- [Requirements]
Reproduce each line of the material below, character for character.

──────── Stored data ────────

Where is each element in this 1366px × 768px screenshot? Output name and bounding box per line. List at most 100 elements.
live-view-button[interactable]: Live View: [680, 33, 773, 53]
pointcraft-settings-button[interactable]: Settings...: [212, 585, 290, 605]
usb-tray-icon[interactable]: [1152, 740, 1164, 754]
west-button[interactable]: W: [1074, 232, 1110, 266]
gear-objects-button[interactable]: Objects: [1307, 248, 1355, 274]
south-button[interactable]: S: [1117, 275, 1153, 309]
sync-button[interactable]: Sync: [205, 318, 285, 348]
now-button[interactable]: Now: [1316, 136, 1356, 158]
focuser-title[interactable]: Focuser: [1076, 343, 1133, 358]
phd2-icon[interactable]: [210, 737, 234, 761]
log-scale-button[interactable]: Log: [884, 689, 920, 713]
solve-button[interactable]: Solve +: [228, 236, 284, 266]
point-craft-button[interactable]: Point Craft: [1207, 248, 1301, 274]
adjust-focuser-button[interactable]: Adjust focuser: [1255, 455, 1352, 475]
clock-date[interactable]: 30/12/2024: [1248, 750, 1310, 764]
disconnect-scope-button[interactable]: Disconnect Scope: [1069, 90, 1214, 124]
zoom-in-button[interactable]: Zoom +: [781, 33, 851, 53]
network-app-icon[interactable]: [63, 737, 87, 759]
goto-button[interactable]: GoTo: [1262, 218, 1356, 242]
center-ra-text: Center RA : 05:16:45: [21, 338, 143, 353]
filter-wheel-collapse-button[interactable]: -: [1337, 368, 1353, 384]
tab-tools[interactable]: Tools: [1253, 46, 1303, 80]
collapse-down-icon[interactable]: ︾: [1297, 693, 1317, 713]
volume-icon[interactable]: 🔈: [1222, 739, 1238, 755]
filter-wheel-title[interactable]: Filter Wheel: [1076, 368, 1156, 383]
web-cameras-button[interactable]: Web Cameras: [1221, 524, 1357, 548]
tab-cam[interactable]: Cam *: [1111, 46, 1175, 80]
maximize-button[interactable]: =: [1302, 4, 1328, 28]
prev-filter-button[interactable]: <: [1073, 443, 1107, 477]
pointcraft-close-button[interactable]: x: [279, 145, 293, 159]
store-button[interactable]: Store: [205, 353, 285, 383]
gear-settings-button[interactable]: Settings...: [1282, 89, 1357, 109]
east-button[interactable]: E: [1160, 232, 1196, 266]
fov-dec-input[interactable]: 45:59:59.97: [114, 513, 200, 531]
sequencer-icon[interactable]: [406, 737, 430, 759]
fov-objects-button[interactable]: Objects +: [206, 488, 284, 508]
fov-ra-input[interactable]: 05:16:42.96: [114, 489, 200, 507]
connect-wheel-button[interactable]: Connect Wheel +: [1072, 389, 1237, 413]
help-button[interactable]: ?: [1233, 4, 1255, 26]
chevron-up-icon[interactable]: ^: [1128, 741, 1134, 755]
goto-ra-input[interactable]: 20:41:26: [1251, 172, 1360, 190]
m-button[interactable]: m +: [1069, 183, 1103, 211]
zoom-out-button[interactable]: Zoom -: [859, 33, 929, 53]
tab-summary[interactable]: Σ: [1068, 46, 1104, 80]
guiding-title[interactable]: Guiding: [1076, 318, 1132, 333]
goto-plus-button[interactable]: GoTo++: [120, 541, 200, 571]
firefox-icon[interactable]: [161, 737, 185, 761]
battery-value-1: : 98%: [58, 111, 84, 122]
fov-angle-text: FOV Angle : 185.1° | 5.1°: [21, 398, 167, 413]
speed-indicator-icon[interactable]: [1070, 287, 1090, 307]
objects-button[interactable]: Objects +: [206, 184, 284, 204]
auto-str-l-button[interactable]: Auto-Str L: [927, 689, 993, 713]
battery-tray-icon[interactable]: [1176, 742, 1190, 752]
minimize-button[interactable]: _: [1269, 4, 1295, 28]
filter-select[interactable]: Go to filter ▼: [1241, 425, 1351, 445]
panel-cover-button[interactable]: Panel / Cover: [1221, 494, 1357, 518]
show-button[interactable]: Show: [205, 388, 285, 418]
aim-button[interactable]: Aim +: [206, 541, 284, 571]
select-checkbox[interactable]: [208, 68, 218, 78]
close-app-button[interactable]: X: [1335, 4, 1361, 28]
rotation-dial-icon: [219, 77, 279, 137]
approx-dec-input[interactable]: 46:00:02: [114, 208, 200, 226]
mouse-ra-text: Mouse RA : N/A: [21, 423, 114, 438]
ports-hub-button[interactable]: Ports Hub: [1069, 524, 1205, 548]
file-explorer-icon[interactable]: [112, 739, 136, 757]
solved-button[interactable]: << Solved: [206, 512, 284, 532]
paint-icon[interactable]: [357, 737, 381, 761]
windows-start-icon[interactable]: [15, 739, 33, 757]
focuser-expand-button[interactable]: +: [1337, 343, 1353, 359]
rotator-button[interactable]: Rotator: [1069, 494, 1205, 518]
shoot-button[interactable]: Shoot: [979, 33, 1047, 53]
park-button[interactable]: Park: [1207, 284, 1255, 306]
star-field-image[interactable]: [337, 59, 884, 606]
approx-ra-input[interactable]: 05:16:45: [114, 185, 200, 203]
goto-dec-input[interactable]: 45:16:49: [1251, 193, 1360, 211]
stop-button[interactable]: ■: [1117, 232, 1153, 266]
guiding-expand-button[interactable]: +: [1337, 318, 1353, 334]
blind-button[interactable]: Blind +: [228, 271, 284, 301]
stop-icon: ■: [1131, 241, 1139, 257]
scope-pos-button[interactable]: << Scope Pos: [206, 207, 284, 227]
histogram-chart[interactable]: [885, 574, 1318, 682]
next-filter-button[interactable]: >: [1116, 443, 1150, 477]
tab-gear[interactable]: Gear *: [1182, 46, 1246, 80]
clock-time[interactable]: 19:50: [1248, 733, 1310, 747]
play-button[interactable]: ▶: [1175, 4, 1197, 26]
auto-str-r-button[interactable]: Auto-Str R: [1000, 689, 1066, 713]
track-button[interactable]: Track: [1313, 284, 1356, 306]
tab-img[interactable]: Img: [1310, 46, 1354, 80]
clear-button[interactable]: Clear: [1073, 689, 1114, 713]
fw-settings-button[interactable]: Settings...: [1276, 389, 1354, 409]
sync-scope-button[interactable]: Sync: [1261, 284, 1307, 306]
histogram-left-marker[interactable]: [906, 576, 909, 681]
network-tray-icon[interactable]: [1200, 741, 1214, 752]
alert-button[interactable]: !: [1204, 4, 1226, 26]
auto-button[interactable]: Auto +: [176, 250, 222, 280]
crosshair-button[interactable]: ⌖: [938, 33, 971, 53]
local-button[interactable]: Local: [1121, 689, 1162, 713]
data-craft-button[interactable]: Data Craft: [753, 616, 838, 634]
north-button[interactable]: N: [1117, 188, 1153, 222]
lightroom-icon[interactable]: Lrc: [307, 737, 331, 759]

────────

- [Written response]
Where is each element in this 1366px × 768px screenshot? Output name and bounding box per line. List at most 100 elements.
live-view-button[interactable]: Live View: [680, 33, 773, 53]
pointcraft-settings-button[interactable]: Settings...: [212, 585, 290, 605]
usb-tray-icon[interactable]: [1152, 740, 1164, 754]
west-button[interactable]: W: [1074, 232, 1110, 266]
gear-objects-button[interactable]: Objects: [1307, 248, 1355, 274]
south-button[interactable]: S: [1117, 275, 1153, 309]
sync-button[interactable]: Sync: [205, 318, 285, 348]
now-button[interactable]: Now: [1316, 136, 1356, 158]
focuser-title[interactable]: Focuser: [1076, 343, 1133, 358]
phd2-icon[interactable]: [210, 737, 234, 761]
log-scale-button[interactable]: Log: [884, 689, 920, 713]
solve-button[interactable]: Solve +: [228, 236, 284, 266]
point-craft-button[interactable]: Point Craft: [1207, 248, 1301, 274]
adjust-focuser-button[interactable]: Adjust focuser: [1255, 455, 1352, 475]
clock-date[interactable]: 30/12/2024: [1248, 750, 1310, 764]
disconnect-scope-button[interactable]: Disconnect Scope: [1069, 90, 1214, 124]
zoom-in-button[interactable]: Zoom +: [781, 33, 851, 53]
network-app-icon[interactable]: [63, 737, 87, 759]
goto-button[interactable]: GoTo: [1262, 218, 1356, 242]
center-ra-text: Center RA : 05:16:45: [21, 338, 143, 353]
filter-wheel-collapse-button[interactable]: -: [1337, 368, 1353, 384]
tab-tools[interactable]: Tools: [1253, 46, 1303, 80]
collapse-down-icon[interactable]: ︾: [1297, 693, 1317, 713]
volume-icon[interactable]: 🔈: [1222, 739, 1238, 755]
filter-wheel-title[interactable]: Filter Wheel: [1076, 368, 1156, 383]
web-cameras-button[interactable]: Web Cameras: [1221, 524, 1357, 548]
tab-cam[interactable]: Cam *: [1111, 46, 1175, 80]
maximize-button[interactable]: =: [1302, 4, 1328, 28]
prev-filter-button[interactable]: <: [1073, 443, 1107, 477]
pointcraft-close-button[interactable]: x: [279, 145, 293, 159]
store-button[interactable]: Store: [205, 353, 285, 383]
gear-settings-button[interactable]: Settings...: [1282, 89, 1357, 109]
east-button[interactable]: E: [1160, 232, 1196, 266]
fov-dec-input[interactable]: 45:59:59.97: [114, 513, 200, 531]
sequencer-icon[interactable]: [406, 737, 430, 759]
fov-objects-button[interactable]: Objects +: [206, 488, 284, 508]
fov-ra-input[interactable]: 05:16:42.96: [114, 489, 200, 507]
connect-wheel-button[interactable]: Connect Wheel +: [1072, 389, 1237, 413]
help-button[interactable]: ?: [1233, 4, 1255, 26]
chevron-up-icon[interactable]: ^: [1128, 741, 1134, 755]
goto-ra-input[interactable]: 20:41:26: [1251, 172, 1360, 190]
m-button[interactable]: m +: [1069, 183, 1103, 211]
zoom-out-button[interactable]: Zoom -: [859, 33, 929, 53]
tab-summary[interactable]: Σ: [1068, 46, 1104, 80]
guiding-title[interactable]: Guiding: [1076, 318, 1132, 333]
goto-plus-button[interactable]: GoTo++: [120, 541, 200, 571]
firefox-icon[interactable]: [161, 737, 185, 761]
battery-value-1: : 98%: [58, 111, 84, 122]
fov-angle-text: FOV Angle : 185.1° | 5.1°: [21, 398, 167, 413]
speed-indicator-icon[interactable]: [1070, 287, 1090, 307]
objects-button[interactable]: Objects +: [206, 184, 284, 204]
auto-str-l-button[interactable]: Auto-Str L: [927, 689, 993, 713]
battery-tray-icon[interactable]: [1176, 742, 1190, 752]
minimize-button[interactable]: _: [1269, 4, 1295, 28]
filter-select[interactable]: Go to filter ▼: [1241, 425, 1351, 445]
panel-cover-button[interactable]: Panel / Cover: [1221, 494, 1357, 518]
show-button[interactable]: Show: [205, 388, 285, 418]
aim-button[interactable]: Aim +: [206, 541, 284, 571]
select-checkbox[interactable]: [208, 68, 218, 78]
close-app-button[interactable]: X: [1335, 4, 1361, 28]
rotation-dial-icon: [219, 77, 279, 137]
approx-dec-input[interactable]: 46:00:02: [114, 208, 200, 226]
mouse-ra-text: Mouse RA : N/A: [21, 423, 114, 438]
ports-hub-button[interactable]: Ports Hub: [1069, 524, 1205, 548]
file-explorer-icon[interactable]: [112, 739, 136, 757]
solved-button[interactable]: << Solved: [206, 512, 284, 532]
paint-icon[interactable]: [357, 737, 381, 761]
windows-start-icon[interactable]: [15, 739, 33, 757]
focuser-expand-button[interactable]: +: [1337, 343, 1353, 359]
rotator-button[interactable]: Rotator: [1069, 494, 1205, 518]
shoot-button[interactable]: Shoot: [979, 33, 1047, 53]
park-button[interactable]: Park: [1207, 284, 1255, 306]
star-field-image[interactable]: [337, 59, 884, 606]
approx-ra-input[interactable]: 05:16:45: [114, 185, 200, 203]
goto-dec-input[interactable]: 45:16:49: [1251, 193, 1360, 211]
stop-button[interactable]: ■: [1117, 232, 1153, 266]
guiding-expand-button[interactable]: +: [1337, 318, 1353, 334]
blind-button[interactable]: Blind +: [228, 271, 284, 301]
stop-icon: ■: [1131, 241, 1139, 257]
scope-pos-button[interactable]: << Scope Pos: [206, 207, 284, 227]
histogram-chart[interactable]: [885, 574, 1318, 682]
next-filter-button[interactable]: >: [1116, 443, 1150, 477]
tab-gear[interactable]: Gear *: [1182, 46, 1246, 80]
clock-time[interactable]: 19:50: [1248, 733, 1310, 747]
play-button[interactable]: ▶: [1175, 4, 1197, 26]
auto-str-r-button[interactable]: Auto-Str R: [1000, 689, 1066, 713]
track-button[interactable]: Track: [1313, 284, 1356, 306]
tab-img[interactable]: Img: [1310, 46, 1354, 80]
clear-button[interactable]: Clear: [1073, 689, 1114, 713]
fw-settings-button[interactable]: Settings...: [1276, 389, 1354, 409]
sync-scope-button[interactable]: Sync: [1261, 284, 1307, 306]
histogram-left-marker[interactable]: [906, 576, 909, 681]
network-tray-icon[interactable]: [1200, 741, 1214, 752]
alert-button[interactable]: !: [1204, 4, 1226, 26]
auto-button[interactable]: Auto +: [176, 250, 222, 280]
crosshair-button[interactable]: ⌖: [938, 33, 971, 53]
local-button[interactable]: Local: [1121, 689, 1162, 713]
data-craft-button[interactable]: Data Craft: [753, 616, 838, 634]
north-button[interactable]: N: [1117, 188, 1153, 222]
lightroom-icon[interactable]: Lrc: [307, 737, 331, 759]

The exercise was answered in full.